━━━ Brano da leggere ━━━

Swami Niranjan è stato con me fin dalla nascita. Mi ha donato tutto: la sua gioventù, il suo futuro, l’intera sua vita. Non ha né moglie, né figli, né conto in banca, né proprietà, né ambizioni e non ha nessun desiderio se non quello di servire. Ha sempre avuto il sentimento: “Qualunque cosa vuoi che faccia, io la farò”. Io sono sempre stato un guru duro ma Swami Niranjan mi ha accettato così com’ero. Sono sicuro che vi guiderà attraverso l’oscurità che vi circonda. Quando vi è oscurità nella vostra vita e dimenticate la strada, egli è colui che può guidarvi. Ho piena fiducia che arriverà come una luce divina nella vostra vita spirituale”.

━━━ Dati estratti ━━━

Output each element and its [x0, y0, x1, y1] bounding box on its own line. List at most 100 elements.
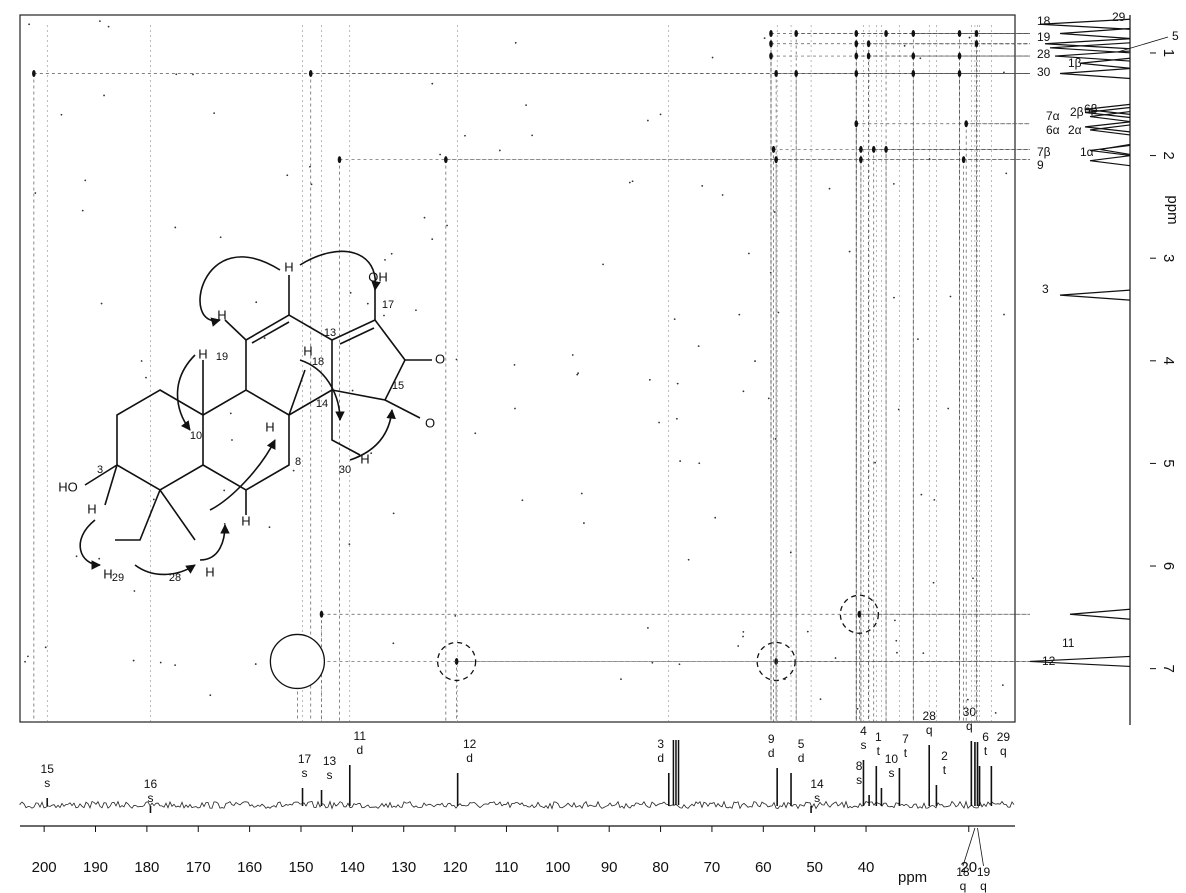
noise-dot — [474, 432, 477, 435]
carbon-multiplicity: q — [966, 719, 973, 733]
noise-dot — [133, 590, 136, 592]
noise-dot — [390, 252, 393, 255]
cross-peak — [964, 120, 969, 128]
noise-dot — [531, 134, 534, 137]
noise-dot — [747, 252, 750, 255]
noise-dot — [34, 192, 37, 194]
noise-dot — [521, 499, 524, 502]
carbon-multiplicity: t — [984, 744, 988, 758]
noise-dot — [498, 149, 501, 152]
cross-peak — [854, 29, 859, 37]
noise-dot — [175, 73, 178, 76]
noise-dot — [714, 516, 717, 519]
x-tick-label: 110 — [494, 859, 518, 876]
proton-peak — [1084, 103, 1131, 115]
noise-dot — [893, 296, 895, 299]
atom-label: OH — [368, 269, 388, 284]
carbon-multiplicity: s — [302, 766, 308, 780]
carbon-multiplicity: d — [768, 746, 775, 760]
noise-dot — [893, 619, 896, 622]
noise-dot — [646, 119, 649, 122]
noise-dot — [711, 56, 714, 59]
proton-peak — [1084, 121, 1131, 133]
x-tick-label: 50 — [806, 859, 823, 876]
leader — [962, 827, 976, 867]
noise-dot — [698, 462, 701, 465]
cross-peak — [866, 40, 871, 48]
noise-dot — [439, 153, 442, 156]
noise-dot — [754, 360, 756, 362]
proton-label: 12 — [1042, 654, 1056, 668]
noise-dot — [949, 295, 952, 298]
noise-dot — [773, 211, 776, 213]
carbon-multiplicity: s — [327, 768, 333, 782]
proton-peak — [1054, 50, 1131, 62]
atom-label: HO — [58, 479, 78, 494]
noise-dot — [968, 36, 971, 39]
atom-label: H — [241, 513, 250, 528]
noise-dot — [932, 581, 935, 584]
noise-dot — [583, 522, 585, 524]
noise-dot — [742, 390, 745, 393]
cross-peak — [454, 657, 459, 665]
cross-peak — [769, 52, 773, 60]
noise-dot — [738, 313, 741, 316]
noise-dot — [60, 113, 63, 116]
atom-label: H — [205, 564, 214, 579]
y-axis-label: ppm — [1164, 195, 1181, 224]
cross-peak — [911, 29, 916, 37]
hmbc-arrow — [209, 439, 276, 511]
hmbc-arrow — [199, 256, 281, 327]
y-tick-label: 7 — [1160, 664, 1177, 672]
hmbc-arrow — [349, 409, 396, 461]
noise-dot — [513, 363, 516, 366]
atom-label: 28 — [169, 572, 181, 584]
atom-label: H — [265, 419, 274, 434]
noise-dot — [28, 23, 31, 26]
cross-peak — [957, 69, 962, 77]
noise-dot — [580, 492, 583, 495]
cross-peak — [911, 69, 916, 77]
hmbc-arrow — [134, 564, 196, 576]
noise-dot — [577, 372, 579, 375]
proton-peak — [1089, 155, 1131, 167]
noise-dot — [159, 661, 162, 664]
ring-b — [202, 389, 290, 491]
leader — [1117, 36, 1169, 53]
proton-label: 9 — [1037, 158, 1044, 172]
proton-peak — [1059, 67, 1131, 80]
noise-dot — [576, 373, 579, 376]
carbon-multiplicity: q — [980, 879, 987, 893]
noise-dot — [1001, 684, 1004, 687]
atom-label: H — [303, 343, 312, 358]
noise-dot — [103, 94, 105, 97]
carbon-multiplicity: q — [1000, 744, 1007, 758]
carbon-multiplicity: q — [926, 723, 933, 737]
noise-dot — [308, 165, 311, 168]
carbon-label: 9 — [768, 732, 775, 746]
noise-dot — [737, 645, 740, 647]
noise-dot — [789, 551, 792, 554]
noise-dot — [84, 179, 87, 182]
x-tick-label: 80 — [652, 859, 669, 876]
x-axis-label: ppm — [898, 869, 927, 886]
noise-dot — [231, 439, 233, 441]
noise-dot — [292, 469, 295, 472]
proton-peak — [1049, 42, 1131, 54]
noise-dot — [856, 707, 859, 710]
noise-dot — [678, 663, 681, 666]
atom-label: 29 — [112, 572, 124, 584]
cross-peak — [957, 52, 962, 60]
proton-label: 1β — [1068, 56, 1082, 70]
x-tick-label: 200 — [32, 859, 57, 876]
noise-dot — [255, 301, 258, 304]
noise-dot — [446, 224, 448, 227]
noise-dot — [454, 614, 457, 617]
carbon-label: 6 — [982, 730, 989, 744]
noise-dot — [81, 209, 84, 212]
hmbc-arrow — [299, 359, 345, 421]
noise-dot — [384, 258, 386, 261]
noise-dot — [431, 238, 434, 241]
cross-peak — [774, 657, 778, 665]
noise-dot — [697, 345, 700, 348]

━━━

* **Problema da risolvere**: Elenca tutte le cose che, secondo il brano su Swami Niranjan, egli non possiede, nella frase che inizia con "Non ha né moglie".

* **Risposta all'esercizio**:
- moglie
- figli
- conto in banca
- proprietà
- ambizioni